* Stated exercise *
Repeat each line word for word.

* Dataset listings of figures *
-- start --

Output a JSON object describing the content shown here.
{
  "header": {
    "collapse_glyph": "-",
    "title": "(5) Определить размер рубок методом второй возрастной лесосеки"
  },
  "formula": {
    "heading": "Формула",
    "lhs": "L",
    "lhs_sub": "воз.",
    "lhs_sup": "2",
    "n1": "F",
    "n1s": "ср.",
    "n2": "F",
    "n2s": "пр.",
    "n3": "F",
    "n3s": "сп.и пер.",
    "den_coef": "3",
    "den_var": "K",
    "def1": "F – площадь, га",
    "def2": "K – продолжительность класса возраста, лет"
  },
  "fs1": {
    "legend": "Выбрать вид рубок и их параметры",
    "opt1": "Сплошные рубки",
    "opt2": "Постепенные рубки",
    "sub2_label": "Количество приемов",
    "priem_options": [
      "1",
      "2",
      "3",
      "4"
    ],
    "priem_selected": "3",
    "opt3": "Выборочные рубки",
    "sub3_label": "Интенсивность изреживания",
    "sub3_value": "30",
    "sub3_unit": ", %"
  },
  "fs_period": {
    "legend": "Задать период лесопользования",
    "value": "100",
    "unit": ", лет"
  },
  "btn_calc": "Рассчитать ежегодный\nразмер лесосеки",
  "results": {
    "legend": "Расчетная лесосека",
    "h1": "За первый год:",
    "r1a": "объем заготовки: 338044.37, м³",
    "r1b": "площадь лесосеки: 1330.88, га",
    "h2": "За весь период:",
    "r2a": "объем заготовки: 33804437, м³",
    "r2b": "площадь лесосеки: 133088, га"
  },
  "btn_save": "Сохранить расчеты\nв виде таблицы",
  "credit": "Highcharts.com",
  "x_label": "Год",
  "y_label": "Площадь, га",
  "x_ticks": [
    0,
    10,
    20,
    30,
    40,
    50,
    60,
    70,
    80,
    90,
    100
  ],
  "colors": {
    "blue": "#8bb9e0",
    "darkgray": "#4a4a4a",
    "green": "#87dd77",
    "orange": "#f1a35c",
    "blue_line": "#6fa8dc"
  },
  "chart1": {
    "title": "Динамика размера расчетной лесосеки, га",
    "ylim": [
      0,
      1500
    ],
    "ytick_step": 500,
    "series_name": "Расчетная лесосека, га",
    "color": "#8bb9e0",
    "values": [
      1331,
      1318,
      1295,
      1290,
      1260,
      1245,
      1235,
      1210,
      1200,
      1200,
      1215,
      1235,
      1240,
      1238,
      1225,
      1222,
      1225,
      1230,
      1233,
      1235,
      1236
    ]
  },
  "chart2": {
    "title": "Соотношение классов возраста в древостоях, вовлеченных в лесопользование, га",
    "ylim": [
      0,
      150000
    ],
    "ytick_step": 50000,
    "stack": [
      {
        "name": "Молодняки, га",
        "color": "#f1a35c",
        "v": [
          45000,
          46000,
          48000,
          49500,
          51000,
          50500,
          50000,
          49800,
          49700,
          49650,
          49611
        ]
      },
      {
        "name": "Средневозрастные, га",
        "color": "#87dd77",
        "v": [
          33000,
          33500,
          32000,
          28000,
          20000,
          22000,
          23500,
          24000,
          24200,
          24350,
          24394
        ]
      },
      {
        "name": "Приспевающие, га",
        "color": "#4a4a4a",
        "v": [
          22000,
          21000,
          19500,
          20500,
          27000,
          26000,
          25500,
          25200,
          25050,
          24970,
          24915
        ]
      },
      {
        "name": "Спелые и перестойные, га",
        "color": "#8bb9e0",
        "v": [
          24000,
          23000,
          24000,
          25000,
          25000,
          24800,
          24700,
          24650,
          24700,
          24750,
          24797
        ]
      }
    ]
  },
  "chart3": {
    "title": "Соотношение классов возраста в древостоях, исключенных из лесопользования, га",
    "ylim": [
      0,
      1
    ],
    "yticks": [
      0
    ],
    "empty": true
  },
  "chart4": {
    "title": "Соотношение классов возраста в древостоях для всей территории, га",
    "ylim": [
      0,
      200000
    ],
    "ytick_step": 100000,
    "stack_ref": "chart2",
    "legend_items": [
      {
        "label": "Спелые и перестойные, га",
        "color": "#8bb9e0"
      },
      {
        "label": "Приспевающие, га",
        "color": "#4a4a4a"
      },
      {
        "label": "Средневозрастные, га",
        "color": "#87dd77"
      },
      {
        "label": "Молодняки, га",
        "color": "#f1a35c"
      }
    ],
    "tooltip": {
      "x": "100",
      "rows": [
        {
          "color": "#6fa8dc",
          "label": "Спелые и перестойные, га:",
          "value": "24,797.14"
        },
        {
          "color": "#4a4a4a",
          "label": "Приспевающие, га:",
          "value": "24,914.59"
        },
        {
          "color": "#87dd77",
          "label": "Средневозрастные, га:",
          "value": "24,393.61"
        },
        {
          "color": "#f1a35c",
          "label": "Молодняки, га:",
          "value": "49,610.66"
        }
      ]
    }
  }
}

-- end --

* Full response *
Output a JSON object describing the content shown here.
{
  "header": {
    "collapse_glyph": "-",
    "title": "(5) Определить размер рубок методом второй возрастной лесосеки"
  },
  "formula": {
    "heading": "Формула",
    "lhs": "L",
    "lhs_sub": "воз.",
    "lhs_sup": "2",
    "n1": "F",
    "n1s": "ср.",
    "n2": "F",
    "n2s": "пр.",
    "n3": "F",
    "n3s": "сп.и пер.",
    "den_coef": "3",
    "den_var": "K",
    "def1": "F – площадь, га",
    "def2": "K – продолжительность класса возраста, лет"
  },
  "fs1": {
    "legend": "Выбрать вид рубок и их параметры",
    "opt1": "Сплошные рубки",
    "opt2": "Постепенные рубки",
    "sub2_label": "Количество приемов",
    "priem_options": [
      "1",
      "2",
      "3",
      "4"
    ],
    "priem_selected": "3",
    "opt3": "Выборочные рубки",
    "sub3_label": "Интенсивность изреживания",
    "sub3_value": "30",
    "sub3_unit": ", %"
  },
  "fs_period": {
    "legend": "Задать период лесопользования",
    "value": "100",
    "unit": ", лет"
  },
  "btn_calc": "Рассчитать ежегодный\nразмер лесосеки",
  "results": {
    "legend": "Расчетная лесосека",
    "h1": "За первый год:",
    "r1a": "объем заготовки: 338044.37, м³",
    "r1b": "площадь лесосеки: 1330.88, га",
    "h2": "За весь период:",
    "r2a": "объем заготовки: 33804437, м³",
    "r2b": "площадь лесосеки: 133088, га"
  },
  "btn_save": "Сохранить расчеты\nв виде таблицы",
  "credit": "Highcharts.com",
  "x_label": "Год",
  "y_label": "Площадь, га",
  "x_ticks": [
    0,
    10,
    20,
    30,
    40,
    50,
    60,
    70,
    80,
    90,
    100
  ],
  "colors": {
    "blue": "#8bb9e0",
    "darkgray": "#4a4a4a",
    "green": "#87dd77",
    "orange": "#f1a35c",
    "blue_line": "#6fa8dc"
  },
  "chart1": {
    "title": "Динамика размера расчетной лесосеки, га",
    "ylim": [
      0,
      1500
    ],
    "ytick_step": 500,
    "series_name": "Расчетная лесосека, га",
    "color": "#8bb9e0",
    "values": [
      1331,
      1318,
      1295,
      1290,
      1260,
      1245,
      1235,
      1210,
      1200,
      1200,
      1215,
      1235,
      1240,
      1238,
      1225,
      1222,
      1225,
      1230,
      1233,
      1235,
      1236
    ]
  },
  "chart2": {
    "title": "Соотношение классов возраста в древостоях, вовлеченных в лесопользование, га",
    "ylim": [
      0,
      150000
    ],
    "ytick_step": 50000,
    "stack": [
      {
        "name": "Молодняки, га",
        "color": "#f1a35c",
        "v": [
          45000,
          46000,
          48000,
          49500,
          51000,
          50500,
          50000,
          49800,
          49700,
          49650,
          49611
        ]
      },
      {
        "name": "Средневозрастные, га",
        "color": "#87dd77",
        "v": [
          33000,
          33500,
          32000,
          28000,
          20000,
          22000,
          23500,
          24000,
          24200,
          24350,
          24394
        ]
      },
      {
        "name": "Приспевающие, га",
        "color": "#4a4a4a",
        "v": [
          22000,
          21000,
          19500,
          20500,
          27000,
          26000,
          25500,
          25200,
          25050,
          24970,
          24915
        ]
      },
      {
        "name": "Спелые и перестойные, га",
        "color": "#8bb9e0",
        "v": [
          24000,
          23000,
          24000,
          25000,
          25000,
          24800,
          24700,
          24650,
          24700,
          24750,
          24797
        ]
      }
    ]
  },
  "chart3": {
    "title": "Соотношение классов возраста в древостоях, исключенных из лесопользования, га",
    "ylim": [
      0,
      1
    ],
    "yticks": [
      0
    ],
    "empty": true
  },
  "chart4": {
    "title": "Соотношение классов возраста в древостоях для всей территории, га",
    "ylim": [
      0,
      200000
    ],
    "ytick_step": 100000,
    "stack_ref": "chart2",
    "legend_items": [
      {
        "label": "Спелые и перестойные, га",
        "color": "#8bb9e0"
      },
      {
        "label": "Приспевающие, га",
        "color": "#4a4a4a"
      },
      {
        "label": "Средневозрастные, га",
        "color": "#87dd77"
      },
      {
        "label": "Молодняки, га",
        "color": "#f1a35c"
      }
    ],
    "tooltip": {
      "x": "100",
      "rows": [
        {
          "color": "#6fa8dc",
          "label": "Спелые и перестойные, га:",
          "value": "24,797.14"
        },
        {
          "color": "#4a4a4a",
          "label": "Приспевающие, га:",
          "value": "24,914.59"
        },
        {
          "color": "#87dd77",
          "label": "Средневозрастные, га:",
          "value": "24,393.61"
        },
        {
          "color": "#f1a35c",
          "label": "Молодняки, га:",
          "value": "49,610.66"
        }
      ]
    }
  }
}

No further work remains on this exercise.